Below is a block of records. Copy every line in it that contains the word "执业证书编号".

━━━━━ Input ━━━━━

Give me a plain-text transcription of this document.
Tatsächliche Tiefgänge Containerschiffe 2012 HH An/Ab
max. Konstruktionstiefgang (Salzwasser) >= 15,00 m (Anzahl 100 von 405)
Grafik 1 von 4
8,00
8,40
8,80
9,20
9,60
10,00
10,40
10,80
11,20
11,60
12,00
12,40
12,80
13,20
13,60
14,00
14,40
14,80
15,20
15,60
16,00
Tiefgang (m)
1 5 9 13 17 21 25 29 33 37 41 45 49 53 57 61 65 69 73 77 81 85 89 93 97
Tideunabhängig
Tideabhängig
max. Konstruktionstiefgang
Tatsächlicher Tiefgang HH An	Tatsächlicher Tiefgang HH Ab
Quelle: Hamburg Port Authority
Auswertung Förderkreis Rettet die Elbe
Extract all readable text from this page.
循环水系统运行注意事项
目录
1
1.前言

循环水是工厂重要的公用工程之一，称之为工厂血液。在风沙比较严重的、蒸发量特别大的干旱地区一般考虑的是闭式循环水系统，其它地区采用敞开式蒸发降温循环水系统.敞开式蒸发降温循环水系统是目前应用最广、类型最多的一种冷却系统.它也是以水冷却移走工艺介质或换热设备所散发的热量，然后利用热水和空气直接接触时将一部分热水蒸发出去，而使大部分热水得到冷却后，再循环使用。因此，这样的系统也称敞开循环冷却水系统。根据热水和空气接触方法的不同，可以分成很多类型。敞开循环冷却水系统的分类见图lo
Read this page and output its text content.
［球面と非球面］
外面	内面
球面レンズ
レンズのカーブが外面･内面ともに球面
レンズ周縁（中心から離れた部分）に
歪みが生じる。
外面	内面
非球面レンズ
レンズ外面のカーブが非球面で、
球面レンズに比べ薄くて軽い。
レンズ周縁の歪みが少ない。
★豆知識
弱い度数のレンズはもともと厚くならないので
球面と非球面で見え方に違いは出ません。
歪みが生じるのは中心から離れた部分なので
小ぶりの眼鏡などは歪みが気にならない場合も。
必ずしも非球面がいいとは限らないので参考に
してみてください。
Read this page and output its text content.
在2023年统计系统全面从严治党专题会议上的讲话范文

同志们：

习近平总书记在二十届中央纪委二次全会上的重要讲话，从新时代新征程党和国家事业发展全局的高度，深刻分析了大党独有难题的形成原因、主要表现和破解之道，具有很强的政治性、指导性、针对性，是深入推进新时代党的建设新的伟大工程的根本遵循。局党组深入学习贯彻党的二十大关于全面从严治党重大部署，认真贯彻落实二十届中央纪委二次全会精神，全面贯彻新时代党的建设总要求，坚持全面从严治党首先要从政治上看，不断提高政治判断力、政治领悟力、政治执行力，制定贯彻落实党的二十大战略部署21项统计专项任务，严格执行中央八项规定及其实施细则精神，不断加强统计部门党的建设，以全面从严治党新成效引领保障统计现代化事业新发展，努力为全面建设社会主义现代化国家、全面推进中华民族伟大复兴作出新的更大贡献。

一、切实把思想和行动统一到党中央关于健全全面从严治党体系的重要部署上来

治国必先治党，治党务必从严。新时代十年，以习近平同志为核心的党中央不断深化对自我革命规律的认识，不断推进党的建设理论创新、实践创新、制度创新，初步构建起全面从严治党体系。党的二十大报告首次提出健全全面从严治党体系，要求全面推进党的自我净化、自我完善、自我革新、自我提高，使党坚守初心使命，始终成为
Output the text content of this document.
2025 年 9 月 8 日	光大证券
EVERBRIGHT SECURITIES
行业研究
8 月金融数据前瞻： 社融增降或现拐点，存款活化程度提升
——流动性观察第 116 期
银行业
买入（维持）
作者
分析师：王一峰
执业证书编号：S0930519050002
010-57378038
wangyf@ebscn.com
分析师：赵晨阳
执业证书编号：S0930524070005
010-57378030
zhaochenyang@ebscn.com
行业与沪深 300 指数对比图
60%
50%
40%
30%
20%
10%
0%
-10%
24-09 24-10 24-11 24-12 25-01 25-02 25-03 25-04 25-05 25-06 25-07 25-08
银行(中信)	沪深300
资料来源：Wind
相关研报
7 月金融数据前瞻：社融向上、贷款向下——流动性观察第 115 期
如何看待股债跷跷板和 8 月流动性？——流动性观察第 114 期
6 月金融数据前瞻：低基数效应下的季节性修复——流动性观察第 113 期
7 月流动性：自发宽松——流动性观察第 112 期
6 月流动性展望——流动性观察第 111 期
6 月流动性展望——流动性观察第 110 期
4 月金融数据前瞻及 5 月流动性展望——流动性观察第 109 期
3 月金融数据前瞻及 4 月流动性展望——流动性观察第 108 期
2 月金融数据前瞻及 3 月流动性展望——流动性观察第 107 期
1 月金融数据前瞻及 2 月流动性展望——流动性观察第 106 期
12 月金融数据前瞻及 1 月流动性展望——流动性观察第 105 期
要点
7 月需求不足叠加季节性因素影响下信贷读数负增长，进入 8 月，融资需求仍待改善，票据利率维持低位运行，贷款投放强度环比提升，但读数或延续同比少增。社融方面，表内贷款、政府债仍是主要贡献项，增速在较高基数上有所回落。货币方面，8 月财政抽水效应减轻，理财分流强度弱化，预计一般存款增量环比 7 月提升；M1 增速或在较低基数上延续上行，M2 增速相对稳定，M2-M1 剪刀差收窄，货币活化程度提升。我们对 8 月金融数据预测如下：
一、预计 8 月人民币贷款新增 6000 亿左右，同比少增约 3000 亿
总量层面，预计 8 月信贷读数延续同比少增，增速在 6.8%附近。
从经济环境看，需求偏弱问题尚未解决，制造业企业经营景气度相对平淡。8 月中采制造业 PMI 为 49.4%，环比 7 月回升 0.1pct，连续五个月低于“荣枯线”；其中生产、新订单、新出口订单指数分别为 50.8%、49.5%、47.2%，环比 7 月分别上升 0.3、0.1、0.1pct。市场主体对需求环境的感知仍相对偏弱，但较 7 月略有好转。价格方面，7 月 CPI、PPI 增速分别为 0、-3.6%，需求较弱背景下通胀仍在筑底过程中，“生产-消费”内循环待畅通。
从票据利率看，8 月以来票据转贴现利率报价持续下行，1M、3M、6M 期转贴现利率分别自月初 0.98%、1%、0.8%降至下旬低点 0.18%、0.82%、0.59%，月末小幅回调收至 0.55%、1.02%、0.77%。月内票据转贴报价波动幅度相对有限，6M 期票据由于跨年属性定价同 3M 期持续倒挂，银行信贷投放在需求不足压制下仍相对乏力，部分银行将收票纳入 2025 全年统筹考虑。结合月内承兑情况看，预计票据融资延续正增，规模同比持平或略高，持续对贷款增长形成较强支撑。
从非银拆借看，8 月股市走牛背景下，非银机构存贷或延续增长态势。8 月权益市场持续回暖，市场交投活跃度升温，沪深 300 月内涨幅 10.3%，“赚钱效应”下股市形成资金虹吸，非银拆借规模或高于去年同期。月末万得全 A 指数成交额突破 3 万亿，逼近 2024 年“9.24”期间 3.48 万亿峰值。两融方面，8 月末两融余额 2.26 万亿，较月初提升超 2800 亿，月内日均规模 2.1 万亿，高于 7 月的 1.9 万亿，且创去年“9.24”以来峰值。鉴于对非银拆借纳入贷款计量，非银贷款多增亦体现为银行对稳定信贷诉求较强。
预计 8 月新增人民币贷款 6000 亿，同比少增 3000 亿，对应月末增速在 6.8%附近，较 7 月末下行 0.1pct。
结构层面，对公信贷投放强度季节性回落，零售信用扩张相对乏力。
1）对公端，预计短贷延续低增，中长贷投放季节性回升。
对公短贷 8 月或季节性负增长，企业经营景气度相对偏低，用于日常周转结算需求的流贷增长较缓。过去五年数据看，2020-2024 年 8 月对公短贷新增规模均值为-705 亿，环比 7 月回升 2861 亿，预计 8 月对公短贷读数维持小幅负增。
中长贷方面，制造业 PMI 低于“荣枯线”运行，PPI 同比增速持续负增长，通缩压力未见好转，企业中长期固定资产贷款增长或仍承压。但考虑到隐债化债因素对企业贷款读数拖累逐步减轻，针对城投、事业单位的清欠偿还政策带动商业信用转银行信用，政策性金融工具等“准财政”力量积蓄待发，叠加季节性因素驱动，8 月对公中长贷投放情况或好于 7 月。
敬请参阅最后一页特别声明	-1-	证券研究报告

━━━━━

◆ Task response:
执业证书编号：S0930519050002
执业证书编号：S0930524070005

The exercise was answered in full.